> [GIVEN INSTRUCTION] The records below are to be repeated in full, exactly as they are.

> [SUPPLIED DATA]

## BEGIN

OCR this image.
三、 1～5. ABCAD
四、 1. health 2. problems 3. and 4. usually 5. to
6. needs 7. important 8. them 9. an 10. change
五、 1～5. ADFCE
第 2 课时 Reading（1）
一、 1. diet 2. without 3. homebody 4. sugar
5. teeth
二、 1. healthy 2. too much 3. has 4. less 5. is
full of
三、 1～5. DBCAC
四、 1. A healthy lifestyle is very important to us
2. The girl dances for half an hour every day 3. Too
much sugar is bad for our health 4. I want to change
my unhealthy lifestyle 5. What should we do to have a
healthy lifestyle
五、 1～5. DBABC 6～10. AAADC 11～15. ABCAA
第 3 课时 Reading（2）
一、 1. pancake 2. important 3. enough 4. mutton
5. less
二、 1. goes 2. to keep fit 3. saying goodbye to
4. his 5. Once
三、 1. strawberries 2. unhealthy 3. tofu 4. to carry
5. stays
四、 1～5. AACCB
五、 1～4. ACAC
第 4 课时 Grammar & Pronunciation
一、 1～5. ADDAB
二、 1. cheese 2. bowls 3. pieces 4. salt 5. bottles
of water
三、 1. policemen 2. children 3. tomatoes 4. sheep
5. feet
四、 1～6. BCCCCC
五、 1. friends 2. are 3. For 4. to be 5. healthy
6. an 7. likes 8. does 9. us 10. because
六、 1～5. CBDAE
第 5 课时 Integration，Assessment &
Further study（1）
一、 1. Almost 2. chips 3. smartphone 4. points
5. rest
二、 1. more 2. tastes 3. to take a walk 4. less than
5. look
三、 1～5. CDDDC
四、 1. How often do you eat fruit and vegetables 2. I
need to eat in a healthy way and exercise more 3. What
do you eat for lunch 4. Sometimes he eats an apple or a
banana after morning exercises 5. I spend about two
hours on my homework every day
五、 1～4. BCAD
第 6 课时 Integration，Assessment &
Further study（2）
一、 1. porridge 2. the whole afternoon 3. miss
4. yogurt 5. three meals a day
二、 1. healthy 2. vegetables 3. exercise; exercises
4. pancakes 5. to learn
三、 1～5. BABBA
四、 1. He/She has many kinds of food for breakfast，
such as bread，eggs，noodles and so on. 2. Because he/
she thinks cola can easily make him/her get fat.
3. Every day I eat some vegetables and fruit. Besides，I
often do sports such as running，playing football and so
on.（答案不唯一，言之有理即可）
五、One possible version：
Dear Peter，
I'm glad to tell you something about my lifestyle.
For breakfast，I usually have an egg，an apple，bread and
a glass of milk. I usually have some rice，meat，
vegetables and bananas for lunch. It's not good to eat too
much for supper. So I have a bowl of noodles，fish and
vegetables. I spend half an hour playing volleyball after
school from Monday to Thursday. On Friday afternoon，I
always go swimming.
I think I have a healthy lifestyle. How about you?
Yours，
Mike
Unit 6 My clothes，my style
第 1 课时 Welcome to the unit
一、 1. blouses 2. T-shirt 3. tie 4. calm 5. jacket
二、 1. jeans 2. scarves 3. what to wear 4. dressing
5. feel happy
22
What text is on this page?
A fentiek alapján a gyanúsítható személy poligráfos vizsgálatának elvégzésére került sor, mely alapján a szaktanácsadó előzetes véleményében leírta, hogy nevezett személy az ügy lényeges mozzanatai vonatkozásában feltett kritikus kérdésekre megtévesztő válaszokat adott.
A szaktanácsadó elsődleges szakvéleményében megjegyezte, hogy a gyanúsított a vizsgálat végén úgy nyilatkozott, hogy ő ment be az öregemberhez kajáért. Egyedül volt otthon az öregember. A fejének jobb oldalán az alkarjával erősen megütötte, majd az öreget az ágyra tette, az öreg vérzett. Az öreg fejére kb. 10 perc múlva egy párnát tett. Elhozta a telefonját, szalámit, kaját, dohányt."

## END

> [EXERCISE RESULT]
OCR this image.
三、 1～5. ABCAD
四、 1. health 2. problems 3. and 4. usually 5. to
6. needs 7. important 8. them 9. an 10. change
五、 1～5. ADFCE
第 2 课时 Reading（1）
一、 1. diet 2. without 3. homebody 4. sugar
5. teeth
二、 1. healthy 2. too much 3. has 4. less 5. is
full of
三、 1～5. DBCAC
四、 1. A healthy lifestyle is very important to us
2. The girl dances for half an hour every day 3. Too
much sugar is bad for our health 4. I want to change
my unhealthy lifestyle 5. What should we do to have a
healthy lifestyle
五、 1～5. DBABC 6～10. AAADC 11～15. ABCAA
第 3 课时 Reading（2）
一、 1. pancake 2. important 3. enough 4. mutton
5. less
二、 1. goes 2. to keep fit 3. saying goodbye to
4. his 5. Once
三、 1. strawberries 2. unhealthy 3. tofu 4. to carry
5. stays
四、 1～5. AACCB
五、 1～4. ACAC
第 4 课时 Grammar & Pronunciation
一、 1～5. ADDAB
二、 1. cheese 2. bowls 3. pieces 4. salt 5. bottles
of water
三、 1. policemen 2. children 3. tomatoes 4. sheep
5. feet
四、 1～6. BCCCCC
五、 1. friends 2. are 3. For 4. to be 5. healthy
6. an 7. likes 8. does 9. us 10. because
六、 1～5. CBDAE
第 5 课时 Integration，Assessment &
Further study（1）
一、 1. Almost 2. chips 3. smartphone 4. points
5. rest
二、 1. more 2. tastes 3. to take a walk 4. less than
5. look
三、 1～5. CDDDC
四、 1. How often do you eat fruit and vegetables 2. I
need to eat in a healthy way and exercise more 3. What
do you eat for lunch 4. Sometimes he eats an apple or a
banana after morning exercises 5. I spend about two
hours on my homework every day
五、 1～4. BCAD
第 6 课时 Integration，Assessment &
Further study（2）
一、 1. porridge 2. the whole afternoon 3. miss
4. yogurt 5. three meals a day
二、 1. healthy 2. vegetables 3. exercise; exercises
4. pancakes 5. to learn
三、 1～5. BABBA
四、 1. He/She has many kinds of food for breakfast，
such as bread，eggs，noodles and so on. 2. Because he/
she thinks cola can easily make him/her get fat.
3. Every day I eat some vegetables and fruit. Besides，I
often do sports such as running，playing football and so
on.（答案不唯一，言之有理即可）
五、One possible version：
Dear Peter，
I'm glad to tell you something about my lifestyle.
For breakfast，I usually have an egg，an apple，bread and
a glass of milk. I usually have some rice，meat，
vegetables and bananas for lunch. It's not good to eat too
much for supper. So I have a bowl of noodles，fish and
vegetables. I spend half an hour playing volleyball after
school from Monday to Thursday. On Friday afternoon，I
always go swimming.
I think I have a healthy lifestyle. How about you?
Yours，
Mike
Unit 6 My clothes，my style
第 1 课时 Welcome to the unit
一、 1. blouses 2. T-shirt 3. tie 4. calm 5. jacket
二、 1. jeans 2. scarves 3. what to wear 4. dressing
5. feel happy
22
What text is on this page?
A fentiek alapján a gyanúsítható személy poligráfos vizsgálatának elvégzésére került sor, mely alapján a szaktanácsadó előzetes véleményében leírta, hogy nevezett személy az ügy lényeges mozzanatai vonatkozásában feltett kritikus kérdésekre megtévesztő válaszokat adott.
A szaktanácsadó elsődleges szakvéleményében megjegyezte, hogy a gyanúsított a vizsgálat végén úgy nyilatkozott, hogy ő ment be az öregemberhez kajáért. Egyedül volt otthon az öregember. A fejének jobb oldalán az alkarjával erősen megütötte, majd az öreget az ágyra tette, az öreg vérzett. Az öreg fejére kb. 10 perc múlva egy párnát tett. Elhozta a telefonját, szalámit, kaját, dohányt."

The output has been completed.